*EXERCISE BRIEF*
Read the material below and count the lines holding the string "تـلاوة". Give that count with nothing added.

*SOURCE DATA*

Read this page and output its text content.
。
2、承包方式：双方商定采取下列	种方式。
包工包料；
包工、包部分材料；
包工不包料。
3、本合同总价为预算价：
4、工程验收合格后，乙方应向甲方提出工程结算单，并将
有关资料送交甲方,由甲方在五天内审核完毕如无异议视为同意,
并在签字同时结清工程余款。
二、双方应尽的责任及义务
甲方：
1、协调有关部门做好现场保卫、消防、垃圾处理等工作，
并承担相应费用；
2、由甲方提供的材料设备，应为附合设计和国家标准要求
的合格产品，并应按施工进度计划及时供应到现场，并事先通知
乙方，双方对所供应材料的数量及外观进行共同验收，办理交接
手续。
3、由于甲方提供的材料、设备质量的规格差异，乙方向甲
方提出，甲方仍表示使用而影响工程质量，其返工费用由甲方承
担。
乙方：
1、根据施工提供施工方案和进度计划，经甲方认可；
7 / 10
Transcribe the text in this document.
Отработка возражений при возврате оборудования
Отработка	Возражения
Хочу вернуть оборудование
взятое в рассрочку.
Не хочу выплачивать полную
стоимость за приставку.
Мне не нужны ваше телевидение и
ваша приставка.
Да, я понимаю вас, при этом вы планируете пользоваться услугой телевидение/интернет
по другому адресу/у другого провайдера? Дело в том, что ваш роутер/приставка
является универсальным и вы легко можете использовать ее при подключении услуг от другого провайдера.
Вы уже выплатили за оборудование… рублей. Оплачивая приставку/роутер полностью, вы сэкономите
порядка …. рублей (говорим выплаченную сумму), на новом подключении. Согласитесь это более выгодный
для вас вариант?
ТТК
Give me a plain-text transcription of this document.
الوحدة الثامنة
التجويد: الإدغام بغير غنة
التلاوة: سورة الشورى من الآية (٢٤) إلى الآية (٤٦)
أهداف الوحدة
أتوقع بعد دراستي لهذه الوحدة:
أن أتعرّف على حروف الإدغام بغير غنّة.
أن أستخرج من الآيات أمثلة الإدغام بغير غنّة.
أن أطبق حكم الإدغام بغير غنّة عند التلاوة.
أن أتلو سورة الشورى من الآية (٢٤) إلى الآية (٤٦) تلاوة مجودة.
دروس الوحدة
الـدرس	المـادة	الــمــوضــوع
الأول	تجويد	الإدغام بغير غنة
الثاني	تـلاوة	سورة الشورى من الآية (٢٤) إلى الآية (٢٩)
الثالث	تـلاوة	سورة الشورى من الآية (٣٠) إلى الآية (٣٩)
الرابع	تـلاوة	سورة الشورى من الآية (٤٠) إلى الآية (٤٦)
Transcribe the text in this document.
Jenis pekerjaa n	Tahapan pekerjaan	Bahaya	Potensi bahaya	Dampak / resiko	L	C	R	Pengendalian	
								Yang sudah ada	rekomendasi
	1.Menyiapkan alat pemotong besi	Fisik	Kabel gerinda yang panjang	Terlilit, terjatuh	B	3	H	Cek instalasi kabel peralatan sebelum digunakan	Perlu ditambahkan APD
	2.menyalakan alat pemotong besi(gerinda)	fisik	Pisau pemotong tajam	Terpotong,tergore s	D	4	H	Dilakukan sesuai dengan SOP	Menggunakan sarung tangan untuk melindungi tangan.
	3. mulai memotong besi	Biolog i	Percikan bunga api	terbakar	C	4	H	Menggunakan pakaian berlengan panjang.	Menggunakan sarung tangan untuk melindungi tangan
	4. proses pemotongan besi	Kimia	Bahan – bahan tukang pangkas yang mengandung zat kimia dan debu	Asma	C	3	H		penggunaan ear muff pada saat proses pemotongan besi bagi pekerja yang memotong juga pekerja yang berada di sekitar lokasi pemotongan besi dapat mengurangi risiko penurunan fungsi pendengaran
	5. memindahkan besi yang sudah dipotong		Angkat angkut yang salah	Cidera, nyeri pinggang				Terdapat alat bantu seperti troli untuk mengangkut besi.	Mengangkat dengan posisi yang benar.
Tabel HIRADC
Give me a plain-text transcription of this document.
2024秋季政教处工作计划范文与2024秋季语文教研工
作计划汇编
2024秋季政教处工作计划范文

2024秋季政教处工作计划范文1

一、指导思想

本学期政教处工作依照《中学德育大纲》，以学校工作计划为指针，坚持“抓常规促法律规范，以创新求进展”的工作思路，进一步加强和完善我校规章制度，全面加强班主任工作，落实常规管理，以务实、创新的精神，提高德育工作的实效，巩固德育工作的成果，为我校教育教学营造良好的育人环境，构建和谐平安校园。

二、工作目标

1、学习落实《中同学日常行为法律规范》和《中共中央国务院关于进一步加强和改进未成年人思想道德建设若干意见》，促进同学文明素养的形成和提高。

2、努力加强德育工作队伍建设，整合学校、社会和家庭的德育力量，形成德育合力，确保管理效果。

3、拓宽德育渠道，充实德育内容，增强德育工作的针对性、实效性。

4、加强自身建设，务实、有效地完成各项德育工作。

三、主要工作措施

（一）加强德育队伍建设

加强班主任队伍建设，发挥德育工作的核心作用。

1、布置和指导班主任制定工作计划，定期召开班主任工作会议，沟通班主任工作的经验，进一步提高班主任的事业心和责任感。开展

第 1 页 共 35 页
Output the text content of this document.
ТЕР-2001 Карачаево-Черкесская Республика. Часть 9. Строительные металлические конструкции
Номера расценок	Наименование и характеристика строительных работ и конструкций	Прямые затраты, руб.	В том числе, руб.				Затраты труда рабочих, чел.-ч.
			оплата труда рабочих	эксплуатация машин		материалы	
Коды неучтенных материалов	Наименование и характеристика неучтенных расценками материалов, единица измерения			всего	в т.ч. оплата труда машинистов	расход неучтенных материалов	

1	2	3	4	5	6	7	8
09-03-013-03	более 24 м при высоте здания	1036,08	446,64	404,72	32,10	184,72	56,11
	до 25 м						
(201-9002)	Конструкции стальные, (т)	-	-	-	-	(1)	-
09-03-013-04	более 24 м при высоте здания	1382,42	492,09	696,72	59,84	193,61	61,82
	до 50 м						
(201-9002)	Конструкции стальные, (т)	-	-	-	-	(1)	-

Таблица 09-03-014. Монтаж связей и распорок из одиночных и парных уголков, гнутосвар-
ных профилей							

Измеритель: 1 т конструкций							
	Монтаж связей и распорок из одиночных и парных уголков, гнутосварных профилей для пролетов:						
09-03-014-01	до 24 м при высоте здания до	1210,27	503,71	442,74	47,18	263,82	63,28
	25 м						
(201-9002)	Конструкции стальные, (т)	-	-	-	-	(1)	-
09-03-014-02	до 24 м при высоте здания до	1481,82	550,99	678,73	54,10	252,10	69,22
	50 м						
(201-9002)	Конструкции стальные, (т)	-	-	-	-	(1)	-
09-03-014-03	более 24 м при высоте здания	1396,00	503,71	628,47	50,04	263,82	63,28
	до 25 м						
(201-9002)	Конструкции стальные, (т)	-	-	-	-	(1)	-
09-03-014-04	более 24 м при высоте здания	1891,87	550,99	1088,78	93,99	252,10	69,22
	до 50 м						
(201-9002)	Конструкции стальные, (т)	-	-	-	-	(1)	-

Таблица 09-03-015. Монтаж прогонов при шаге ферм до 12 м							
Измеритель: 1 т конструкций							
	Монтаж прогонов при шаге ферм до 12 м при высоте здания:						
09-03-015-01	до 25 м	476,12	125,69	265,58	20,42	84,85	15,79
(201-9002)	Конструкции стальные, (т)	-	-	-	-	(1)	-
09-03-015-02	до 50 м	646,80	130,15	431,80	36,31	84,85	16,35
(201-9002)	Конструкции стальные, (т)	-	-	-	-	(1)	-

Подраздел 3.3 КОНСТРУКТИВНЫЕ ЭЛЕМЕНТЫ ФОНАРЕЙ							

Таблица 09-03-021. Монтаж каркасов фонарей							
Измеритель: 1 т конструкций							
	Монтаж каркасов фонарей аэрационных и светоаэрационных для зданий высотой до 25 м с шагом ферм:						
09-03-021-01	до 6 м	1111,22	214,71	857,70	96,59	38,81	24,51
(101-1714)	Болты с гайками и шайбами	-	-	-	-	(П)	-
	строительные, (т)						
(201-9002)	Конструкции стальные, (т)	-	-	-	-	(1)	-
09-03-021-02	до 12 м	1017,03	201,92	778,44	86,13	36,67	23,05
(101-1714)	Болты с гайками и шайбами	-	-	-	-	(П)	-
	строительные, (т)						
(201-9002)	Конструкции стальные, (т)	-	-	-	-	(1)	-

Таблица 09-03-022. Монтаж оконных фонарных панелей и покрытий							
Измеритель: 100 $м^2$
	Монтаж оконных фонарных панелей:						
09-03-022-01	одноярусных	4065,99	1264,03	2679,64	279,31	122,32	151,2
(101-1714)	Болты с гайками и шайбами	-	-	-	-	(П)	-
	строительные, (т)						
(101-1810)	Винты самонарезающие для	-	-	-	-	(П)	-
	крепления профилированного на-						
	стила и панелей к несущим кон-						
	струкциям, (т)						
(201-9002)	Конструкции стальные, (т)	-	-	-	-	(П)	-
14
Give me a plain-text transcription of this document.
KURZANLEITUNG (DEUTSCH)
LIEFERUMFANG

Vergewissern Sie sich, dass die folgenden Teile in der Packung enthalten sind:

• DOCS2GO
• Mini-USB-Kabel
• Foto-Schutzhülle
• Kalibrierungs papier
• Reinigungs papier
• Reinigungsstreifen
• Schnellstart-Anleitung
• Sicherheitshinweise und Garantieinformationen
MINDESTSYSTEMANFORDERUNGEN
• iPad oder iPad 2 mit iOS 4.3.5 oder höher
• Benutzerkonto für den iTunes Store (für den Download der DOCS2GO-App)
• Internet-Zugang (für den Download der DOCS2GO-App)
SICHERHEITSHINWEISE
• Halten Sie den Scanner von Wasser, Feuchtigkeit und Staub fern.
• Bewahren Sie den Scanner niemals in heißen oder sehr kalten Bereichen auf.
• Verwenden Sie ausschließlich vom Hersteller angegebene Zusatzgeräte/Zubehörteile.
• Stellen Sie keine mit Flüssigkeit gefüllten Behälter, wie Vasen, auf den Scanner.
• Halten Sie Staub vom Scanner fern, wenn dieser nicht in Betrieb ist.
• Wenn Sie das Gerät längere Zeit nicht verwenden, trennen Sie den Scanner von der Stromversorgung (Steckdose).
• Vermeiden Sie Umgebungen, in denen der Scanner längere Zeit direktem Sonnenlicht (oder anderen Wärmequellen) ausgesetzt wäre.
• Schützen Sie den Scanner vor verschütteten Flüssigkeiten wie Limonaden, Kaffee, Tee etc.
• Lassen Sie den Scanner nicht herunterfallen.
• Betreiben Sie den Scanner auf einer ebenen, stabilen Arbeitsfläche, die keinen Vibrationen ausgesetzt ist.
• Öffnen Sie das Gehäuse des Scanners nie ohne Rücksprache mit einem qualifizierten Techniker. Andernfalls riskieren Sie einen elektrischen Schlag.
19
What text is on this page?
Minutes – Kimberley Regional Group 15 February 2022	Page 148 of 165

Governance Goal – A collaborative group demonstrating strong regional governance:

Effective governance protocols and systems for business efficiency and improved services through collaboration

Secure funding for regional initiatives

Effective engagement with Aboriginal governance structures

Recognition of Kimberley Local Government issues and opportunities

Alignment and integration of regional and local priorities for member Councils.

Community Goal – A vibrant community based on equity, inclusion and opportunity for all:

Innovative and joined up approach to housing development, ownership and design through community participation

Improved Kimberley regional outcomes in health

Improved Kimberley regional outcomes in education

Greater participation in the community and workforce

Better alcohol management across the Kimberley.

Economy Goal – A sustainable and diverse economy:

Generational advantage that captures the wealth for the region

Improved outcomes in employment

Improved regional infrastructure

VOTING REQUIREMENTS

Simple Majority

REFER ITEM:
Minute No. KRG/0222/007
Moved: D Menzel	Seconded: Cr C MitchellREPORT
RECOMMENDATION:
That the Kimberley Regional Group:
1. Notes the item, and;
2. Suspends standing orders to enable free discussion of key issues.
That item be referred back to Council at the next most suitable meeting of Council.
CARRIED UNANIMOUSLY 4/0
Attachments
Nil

*EXERCISE OUTPUT*
3